##### Vorliegender Auszug #####

FAIRe Daten in der Verwaltung (Findable, Accessible, Interoperable and Reusable): Strukturen und Prozesse für qualitativ hochwertige (Meta)-Daten in der öffentlichen Verwaltung

An dem von Felicitas Löffler (Thüringer Finanzministerium), Marco Holz (FITKO), Marianne Mauch (Friedrich-Schiller-Universität Jena) und Thomas Tursics (FITKO) gemeinsam vorbereiteten und moderierten Workshop beteiligten sich 19 Interessierte aus öffentlicher Verwaltung, Wissenschaft und Unternehmen, um sowohl aus der Sicht Datenbereitstellender als auch aus der Sicht Datennutzender intensiv über Anforderungen, (Unterstützungs-)Bedarfe, Good Practices und bestehende Defizite im Zusammenhang mit FAIRen Daten zu diskutieren. Dabei wurden viele Gemeinsamkeiten festgestellt – auch, dass das an vielen Stellen vorhandene, nützliche Detailwissen noch viel zu wenig genutzt werden kann, weil auch für derartige Daten zentral zugängliche und niedrigschwellig nutzbare Strukturen fehlen. 

Der Workshop begann mit einer Selbsteinordnung der Teilnehmenden in ein Koordinatensystem aus „Erfahrung mit Datenmanagement“ und „Wissen über Datenmanagement“, wobei sich die meisten Teilnehmenden sowohl wenig Wissen als auch wenig Erfahrung bescheinigten. 

Darauf folgte ein durch einen Foliensatz unterstützter Impuls der Organisator:innen zu den „FAIR“-Kriterien (findable – accessible – interoperable – reusable, zu deutsch: auffindbar – zugänglich – kompatibel – wiederverwendbar), der von mehreren Teilnehmenden als sehr informativ kommentiert wurde.

##### Datensätze #####

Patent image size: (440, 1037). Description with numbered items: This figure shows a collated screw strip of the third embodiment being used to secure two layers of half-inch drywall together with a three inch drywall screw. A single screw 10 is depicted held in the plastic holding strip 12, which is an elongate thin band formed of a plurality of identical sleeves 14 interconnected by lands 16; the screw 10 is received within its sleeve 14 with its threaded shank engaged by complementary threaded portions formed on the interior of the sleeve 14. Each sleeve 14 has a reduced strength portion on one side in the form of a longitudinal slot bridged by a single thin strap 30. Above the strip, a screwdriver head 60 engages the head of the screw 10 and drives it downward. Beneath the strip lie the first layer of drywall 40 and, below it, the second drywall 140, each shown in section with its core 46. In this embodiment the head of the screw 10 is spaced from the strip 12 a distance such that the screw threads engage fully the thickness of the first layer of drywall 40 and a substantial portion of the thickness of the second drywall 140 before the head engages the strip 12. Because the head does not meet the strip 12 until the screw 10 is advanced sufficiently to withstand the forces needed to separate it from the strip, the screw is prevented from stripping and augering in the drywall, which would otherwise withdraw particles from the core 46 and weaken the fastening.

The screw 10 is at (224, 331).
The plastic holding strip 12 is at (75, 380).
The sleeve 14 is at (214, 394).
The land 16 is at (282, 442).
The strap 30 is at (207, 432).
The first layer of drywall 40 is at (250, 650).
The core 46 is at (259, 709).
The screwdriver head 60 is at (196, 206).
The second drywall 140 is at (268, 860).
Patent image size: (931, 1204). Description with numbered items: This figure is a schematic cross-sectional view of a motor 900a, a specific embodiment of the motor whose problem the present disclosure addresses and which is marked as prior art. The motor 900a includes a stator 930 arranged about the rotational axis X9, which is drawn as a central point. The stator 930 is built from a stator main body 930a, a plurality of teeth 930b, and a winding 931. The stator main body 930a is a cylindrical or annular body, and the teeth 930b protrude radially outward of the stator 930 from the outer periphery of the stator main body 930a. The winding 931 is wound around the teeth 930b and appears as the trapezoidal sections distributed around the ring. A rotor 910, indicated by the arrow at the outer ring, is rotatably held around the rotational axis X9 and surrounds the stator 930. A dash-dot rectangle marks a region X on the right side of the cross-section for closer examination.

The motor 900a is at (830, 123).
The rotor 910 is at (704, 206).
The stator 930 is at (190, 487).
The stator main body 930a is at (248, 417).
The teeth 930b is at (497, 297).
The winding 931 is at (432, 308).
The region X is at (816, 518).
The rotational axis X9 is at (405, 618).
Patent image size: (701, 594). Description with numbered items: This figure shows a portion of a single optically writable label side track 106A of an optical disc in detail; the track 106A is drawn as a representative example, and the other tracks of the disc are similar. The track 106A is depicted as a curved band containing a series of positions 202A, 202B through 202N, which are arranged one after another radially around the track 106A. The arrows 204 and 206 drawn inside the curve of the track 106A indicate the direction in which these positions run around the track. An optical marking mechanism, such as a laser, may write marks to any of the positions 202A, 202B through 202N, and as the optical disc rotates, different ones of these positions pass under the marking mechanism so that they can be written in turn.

#####

Wie schätzten sich die meisten Teilnehmenden zu Beginn des Workshops laut dem Auszug über FAIRe Daten in der Verwaltung selbst ein?

# Ihre Antwort
Sie bescheinigten sich sowohl wenig Wissen als auch wenig Erfahrung im Datenmanagement.